PROMPT - Look through the entries and report how many lines include the word "COURTYARD". Give the number alone.

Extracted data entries
──────

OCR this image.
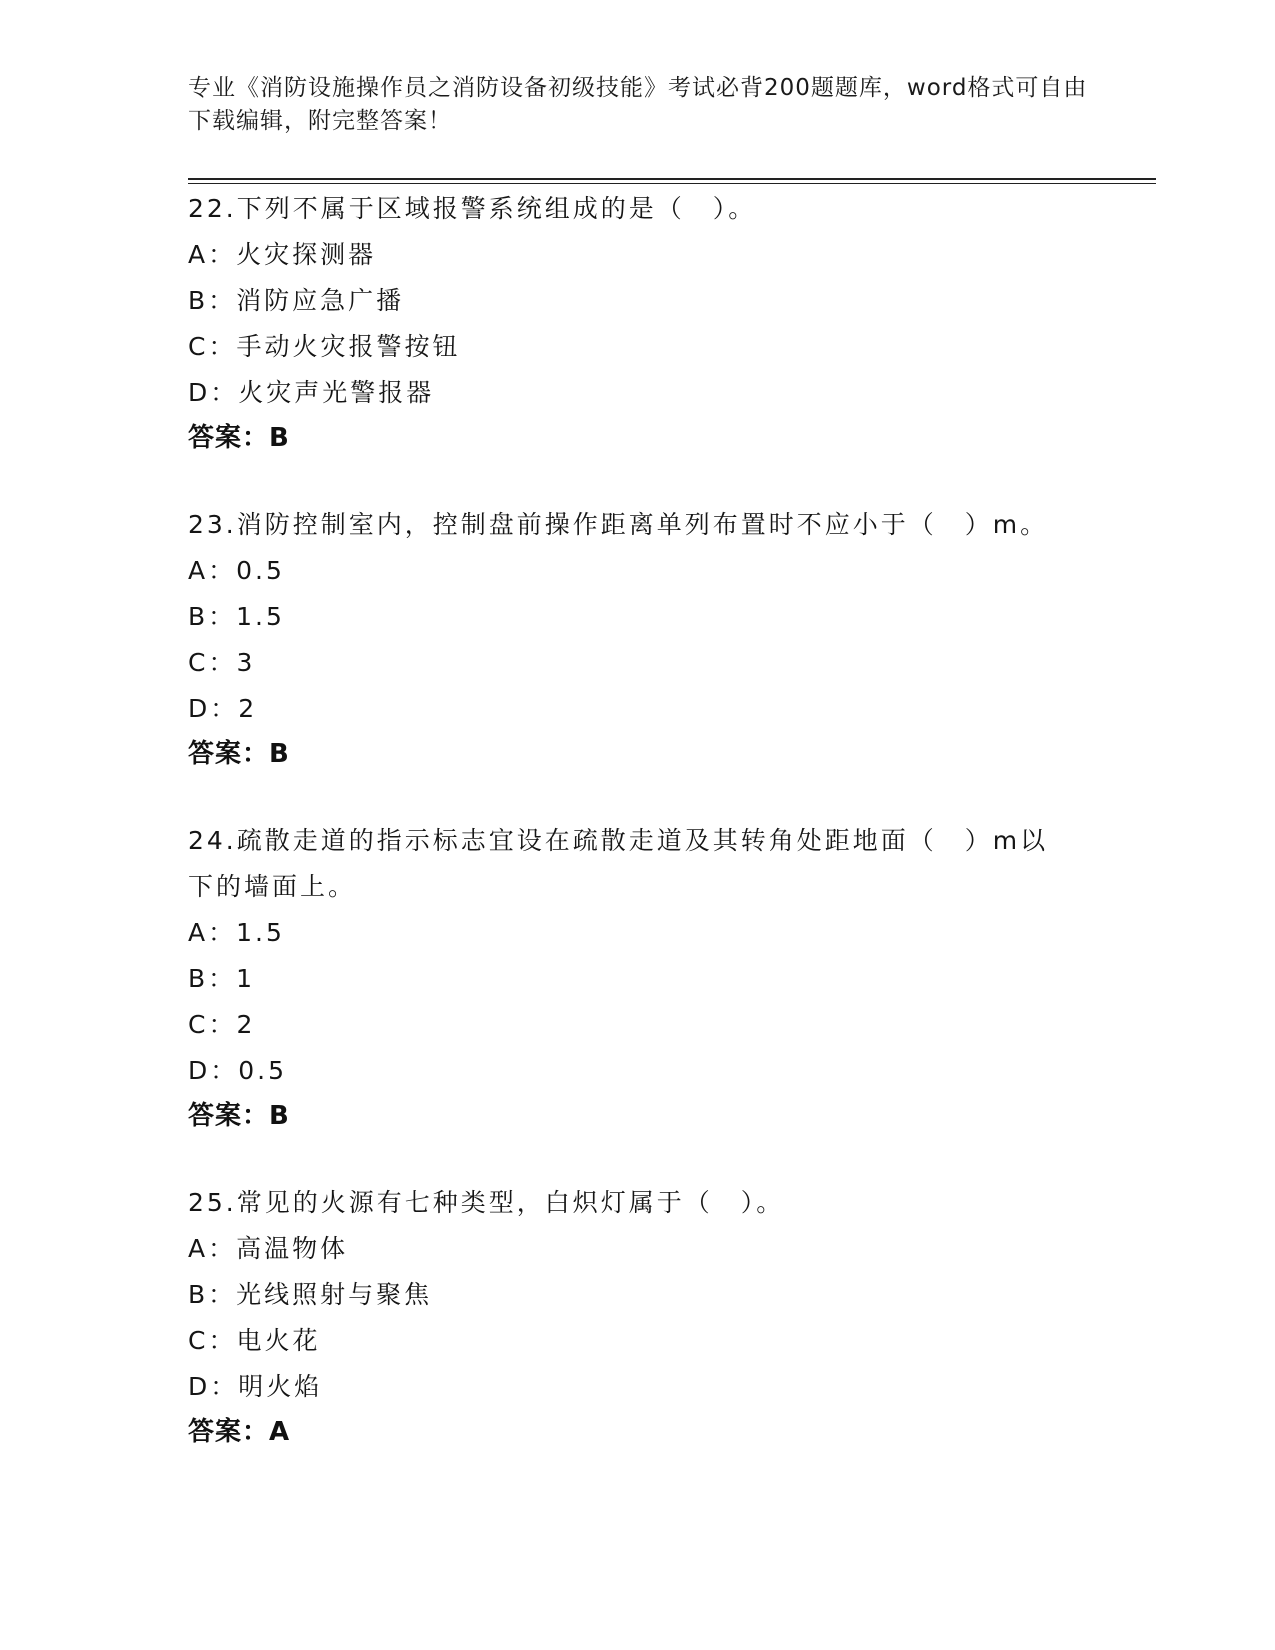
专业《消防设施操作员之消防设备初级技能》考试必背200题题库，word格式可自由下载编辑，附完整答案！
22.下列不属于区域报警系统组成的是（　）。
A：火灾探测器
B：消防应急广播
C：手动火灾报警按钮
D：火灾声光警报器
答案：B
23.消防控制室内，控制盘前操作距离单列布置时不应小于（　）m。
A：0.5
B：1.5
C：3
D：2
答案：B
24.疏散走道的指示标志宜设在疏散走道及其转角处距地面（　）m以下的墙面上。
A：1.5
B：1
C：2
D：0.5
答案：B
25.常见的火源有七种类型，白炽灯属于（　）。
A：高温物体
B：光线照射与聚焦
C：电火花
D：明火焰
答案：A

──────

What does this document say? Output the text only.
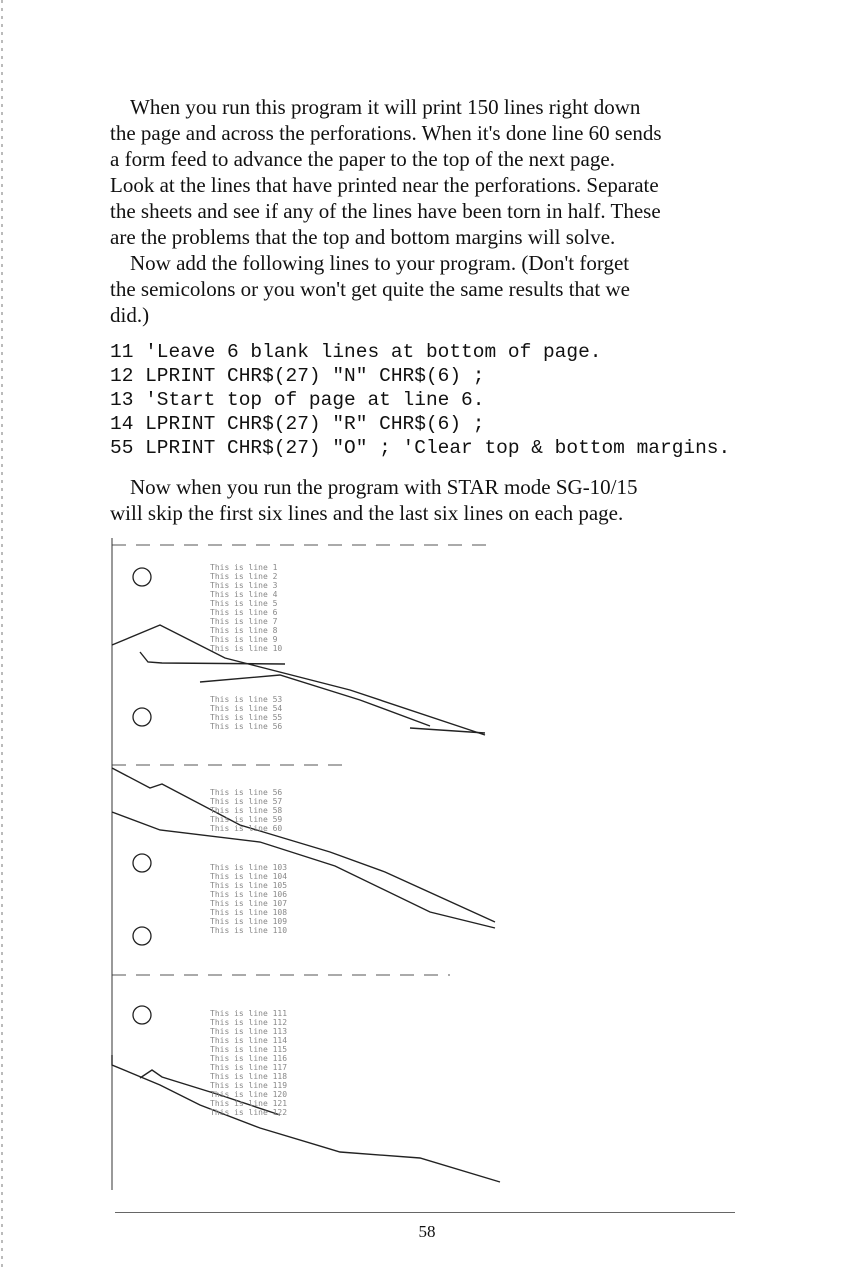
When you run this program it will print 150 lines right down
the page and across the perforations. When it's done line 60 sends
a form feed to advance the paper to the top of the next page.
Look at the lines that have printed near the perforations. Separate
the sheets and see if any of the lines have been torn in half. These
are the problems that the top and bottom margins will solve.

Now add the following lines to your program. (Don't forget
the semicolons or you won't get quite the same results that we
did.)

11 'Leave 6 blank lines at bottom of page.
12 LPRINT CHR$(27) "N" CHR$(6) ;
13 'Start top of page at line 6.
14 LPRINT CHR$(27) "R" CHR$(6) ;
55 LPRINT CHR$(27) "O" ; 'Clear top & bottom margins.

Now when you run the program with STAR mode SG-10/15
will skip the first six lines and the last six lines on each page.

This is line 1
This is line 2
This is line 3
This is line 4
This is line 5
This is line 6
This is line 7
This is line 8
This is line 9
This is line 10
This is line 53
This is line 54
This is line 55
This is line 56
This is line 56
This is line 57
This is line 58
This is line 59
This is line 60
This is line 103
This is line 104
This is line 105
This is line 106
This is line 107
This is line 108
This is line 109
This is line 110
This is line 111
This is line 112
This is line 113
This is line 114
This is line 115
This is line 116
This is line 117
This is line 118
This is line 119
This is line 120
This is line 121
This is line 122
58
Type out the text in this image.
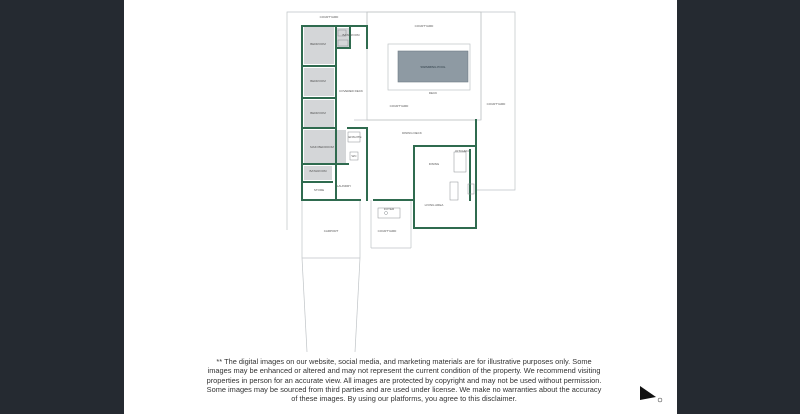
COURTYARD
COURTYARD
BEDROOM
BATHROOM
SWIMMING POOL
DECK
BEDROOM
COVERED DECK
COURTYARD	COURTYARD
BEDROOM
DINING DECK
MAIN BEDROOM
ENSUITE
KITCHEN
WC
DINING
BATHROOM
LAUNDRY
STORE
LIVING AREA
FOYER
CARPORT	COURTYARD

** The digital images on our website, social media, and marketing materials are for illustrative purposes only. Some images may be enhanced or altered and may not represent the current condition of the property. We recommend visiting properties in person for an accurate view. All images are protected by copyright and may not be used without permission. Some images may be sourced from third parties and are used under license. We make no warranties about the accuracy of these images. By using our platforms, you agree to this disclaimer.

──────

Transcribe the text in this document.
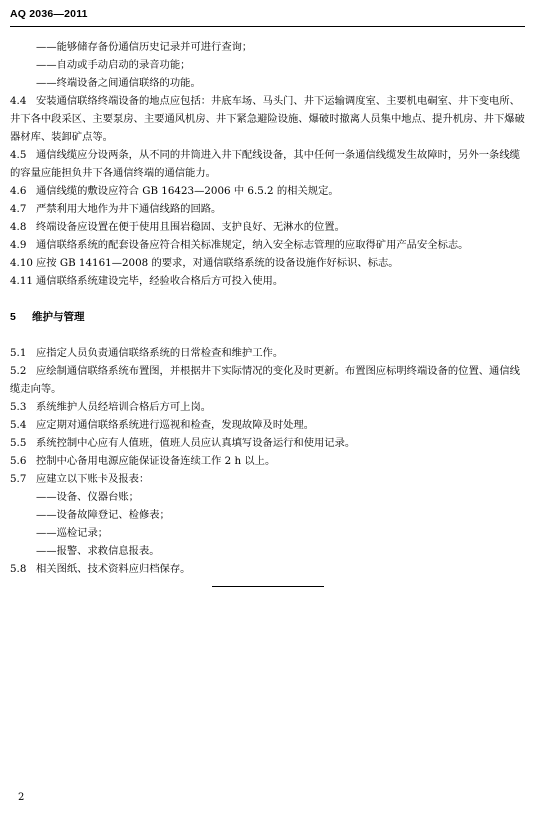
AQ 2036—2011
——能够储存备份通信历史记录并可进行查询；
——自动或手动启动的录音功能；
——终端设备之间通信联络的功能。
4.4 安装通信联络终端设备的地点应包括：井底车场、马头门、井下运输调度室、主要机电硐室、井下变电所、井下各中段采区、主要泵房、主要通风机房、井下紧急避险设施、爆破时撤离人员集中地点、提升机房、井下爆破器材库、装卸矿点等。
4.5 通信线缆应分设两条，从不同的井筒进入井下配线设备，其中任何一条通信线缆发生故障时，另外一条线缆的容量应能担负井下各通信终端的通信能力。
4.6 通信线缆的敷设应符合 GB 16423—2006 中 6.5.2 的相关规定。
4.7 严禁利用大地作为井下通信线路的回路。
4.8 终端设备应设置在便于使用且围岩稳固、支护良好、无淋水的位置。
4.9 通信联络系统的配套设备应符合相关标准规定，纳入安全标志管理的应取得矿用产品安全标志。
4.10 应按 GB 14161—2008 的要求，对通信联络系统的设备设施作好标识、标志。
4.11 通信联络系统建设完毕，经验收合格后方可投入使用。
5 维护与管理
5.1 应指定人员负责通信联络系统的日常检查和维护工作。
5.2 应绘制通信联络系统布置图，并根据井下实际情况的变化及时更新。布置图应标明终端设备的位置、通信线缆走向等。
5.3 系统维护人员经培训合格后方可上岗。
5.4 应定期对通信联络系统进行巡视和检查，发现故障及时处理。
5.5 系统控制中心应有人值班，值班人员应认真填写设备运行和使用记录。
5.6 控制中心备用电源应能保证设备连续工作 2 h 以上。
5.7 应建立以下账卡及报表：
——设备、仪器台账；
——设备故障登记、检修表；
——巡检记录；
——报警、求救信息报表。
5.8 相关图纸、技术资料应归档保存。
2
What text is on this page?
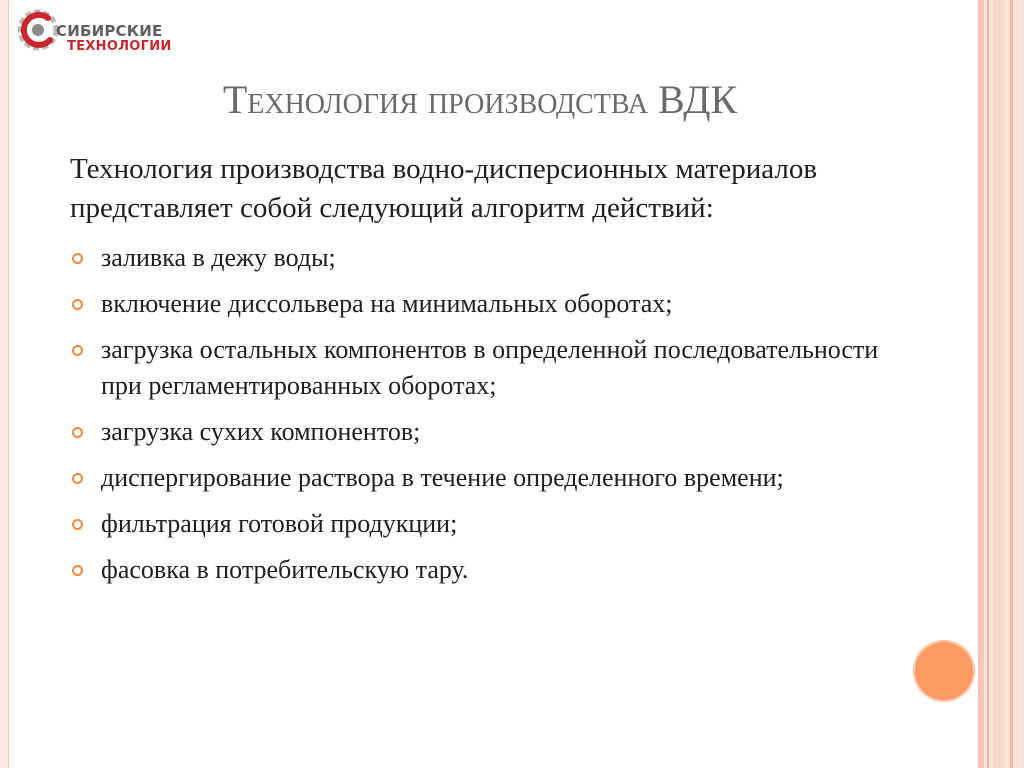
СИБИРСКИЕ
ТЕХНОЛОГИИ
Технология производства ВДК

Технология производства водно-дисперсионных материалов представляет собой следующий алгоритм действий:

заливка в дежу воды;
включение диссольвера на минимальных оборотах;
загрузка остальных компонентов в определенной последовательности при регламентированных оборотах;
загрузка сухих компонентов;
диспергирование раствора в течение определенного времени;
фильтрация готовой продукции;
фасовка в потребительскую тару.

──────

FINAL ANSWER - 4